--- start WORKING DATA ---
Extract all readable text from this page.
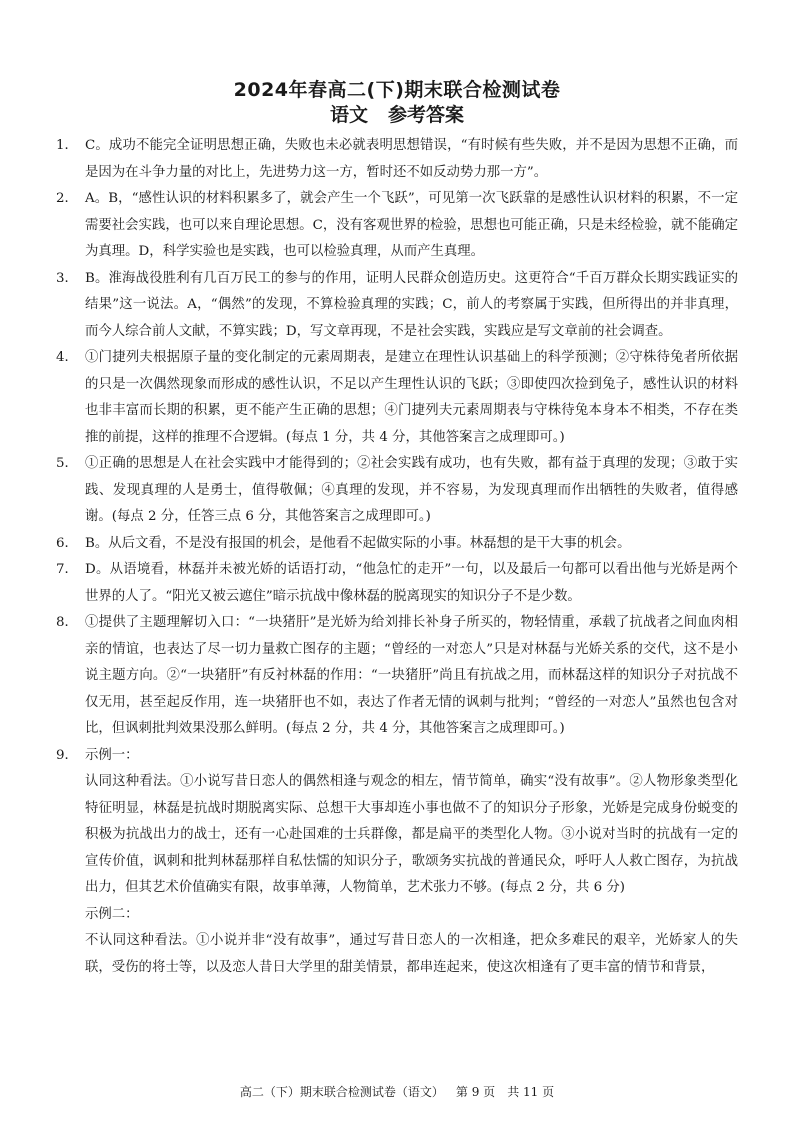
2024年春高二(下)期末联合检测试卷
语文 参考答案
1． C。成功不能完全证明思想正确，失败也未必就表明思想错误，“有时候有些失败，并不是因为思想不正确，而是因为在斗争力量的对比上，先进势力这一方，暂时还不如反动势力那一方”。
2． A。B，“感性认识的材料积累多了，就会产生一个飞跃”，可见第一次飞跃靠的是感性认识材料的积累，不一定需要社会实践，也可以来自理论思想。C，没有客观世界的检验，思想也可能正确，只是未经检验，就不能确定为真理。D，科学实验也是实践，也可以检验真理，从而产生真理。
3． B。淮海战役胜利有几百万民工的参与的作用，证明人民群众创造历史。这更符合“千百万群众长期实践证实的结果”这一说法。A，“偶然”的发现，不算检验真理的实践；C，前人的考察属于实践，但所得出的并非真理，而今人综合前人文献，不算实践；D，写文章再现，不是社会实践，实践应是写文章前的社会调查。
4． ①门捷列夫根据原子量的变化制定的元素周期表，是建立在理性认识基础上的科学预测；②守株待兔者所依据的只是一次偶然现象而形成的感性认识，不足以产生理性认识的飞跃；③即使四次捡到兔子，感性认识的材料也非丰富而长期的积累，更不能产生正确的思想；④门捷列夫元素周期表与守株待兔本身本不相类，不存在类推的前提，这样的推理不合逻辑。(每点 1 分，共 4 分，其他答案言之成理即可。)
5． ①正确的思想是人在社会实践中才能得到的；②社会实践有成功，也有失败，都有益于真理的发现；③敢于实践、发现真理的人是勇士，值得敬佩；④真理的发现，并不容易，为发现真理而作出牺牲的失败者，值得感谢。(每点 2 分，任答三点 6 分，其他答案言之成理即可。)
6． B。从后文看，不是没有报国的机会，是他看不起做实际的小事。林磊想的是干大事的机会。
7． D。从语境看，林磊并未被光娇的话语打动，“他急忙的走开”一句，以及最后一句都可以看出他与光娇是两个世界的人了。“阳光又被云遮住”暗示抗战中像林磊的脱离现实的知识分子不是少数。
8． ①提供了主题理解切入口：“一块猪肝”是光娇为给刘排长补身子所买的，物轻情重，承载了抗战者之间血肉相亲的情谊，也表达了尽一切力量救亡图存的主题；“曾经的一对恋人”只是对林磊与光娇关系的交代，这不是小说主题方向。②“一块猪肝”有反衬林磊的作用：“一块猪肝”尚且有抗战之用，而林磊这样的知识分子对抗战不仅无用，甚至起反作用，连一块猪肝也不如，表达了作者无情的讽刺与批判；“曾经的一对恋人”虽然也包含对比，但讽刺批判效果没那么鲜明。(每点 2 分，共 4 分，其他答案言之成理即可。)
9． 示例一：
认同这种看法。①小说写昔日恋人的偶然相逢与观念的相左，情节简单，确实“没有故事”。②人物形象类型化特征明显，林磊是抗战时期脱离实际、总想干大事却连小事也做不了的知识分子形象，光娇是完成身份蜕变的积极为抗战出力的战士，还有一心赴国难的士兵群像，都是扁平的类型化人物。③小说对当时的抗战有一定的宣传价值，讽刺和批判林磊那样自私怯懦的知识分子，歌颂务实抗战的普通民众，呼吁人人救亡图存，为抗战出力，但其艺术价值确实有限，故事单薄，人物简单，艺术张力不够。(每点 2 分，共 6 分)
示例二：
不认同这种看法。①小说并非“没有故事”，通过写昔日恋人的一次相逢，把众多难民的艰辛，光娇家人的失联，受伤的将士等，以及恋人昔日大学里的甜美情景，都串连起来，使这次相逢有了更丰富的情节和背景，
高二（下）期末联合检测试卷（语文） 第 9 页 共 11 页
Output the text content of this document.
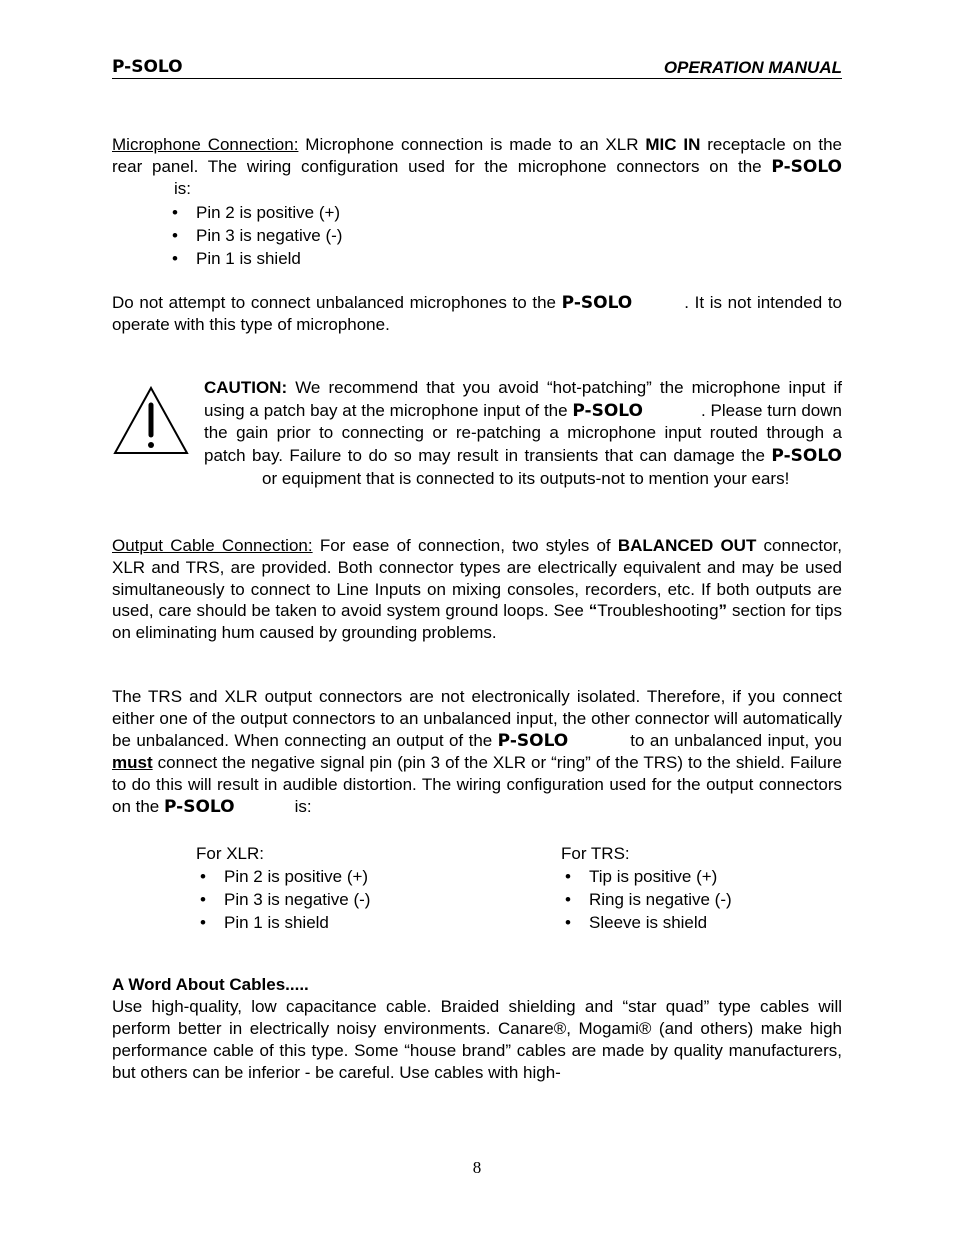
P-SOLO	OPERATION MANUAL
Microphone Connection: Microphone connection is made to an XLR MIC IN receptacle on the rear panel. The wiring configuration used for the microphone connectors on the P-SOLOis:
• Pin 2 is positive (+)
• Pin 3 is negative (-)
• Pin 1 is shield
Do not attempt to connect unbalanced microphones to the P-SOLO	. It is not intended to operate with this type of microphone.
CAUTION: We recommend that you avoid “hot-patching” the microphone input if using a patch bay at the microphone input of the P-SOLO	. Please turn down the gain prior to connecting or re-patching a microphone input routed through a patch bay. Failure to do so may result in transients that can damage the P-SOLOor equipment that is connected to its outputs-not to mention your ears!
Output Cable Connection: For ease of connection, two styles of BALANCED OUT connector, XLR and TRS, are provided. Both connector types are electrically equivalent and may be used simultaneously to connect to Line Inputs on mixing consoles, recorders, etc. If both outputs are used, care should be taken to avoid system ground loops. See “Troubleshooting” section for tips on eliminating hum caused by grounding problems.
The TRS and XLR output connectors are not electronically isolated. Therefore, if you connect either one of the output connectors to an unbalanced input, the other connector will automatically be unbalanced. When connecting an output of the P-SOLO	to an unbalanced input, you must connect the negative signal pin (pin 3 of the XLR or “ring” of the TRS) to the shield. Failure to do this will result in audible distortion. The wiring configuration used for the output connectors on the P-SOLO	is:
For XLR:
• Pin 2 is positive (+)
• Pin 3 is negative (-)
• Pin 1 is shield
For TRS:
• Tip is positive (+)
• Ring is negative (-)
• Sleeve is shield
A Word About Cables.....
Use high-quality, low capacitance cable. Braided shielding and “star quad” type cables will perform better in electrically noisy environments. Canare®, Mogami® (and others) make high performance cable of this type. Some “house brand” cables are made by quality manufacturers, but others can be inferior - be careful. Use cables with high-
8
--- end WORKING DATA ---
WHAT THIS TASK INVOLVES – Copy every line of the listing that contains the word "outputs".

THE REPLY –
CAUTION: We recommend that you avoid “hot-patching” the microphone input if using a patch bay at the microphone input of the P-SOLO	. Please turn down the gain prior to connecting or re-patching a microphone input routed through a patch bay. Failure to do so may result in transients that can damage the P-SOLOor equipment that is connected to its outputs-not to mention your ears!
Output Cable Connection: For ease of connection, two styles of BALANCED OUT connector, XLR and TRS, are provided. Both connector types are electrically equivalent and may be used simultaneously to connect to Line Inputs on mixing consoles, recorders, etc. If both outputs are used, care should be taken to avoid system ground loops. See “Troubleshooting” section for tips on eliminating hum caused by grounding problems.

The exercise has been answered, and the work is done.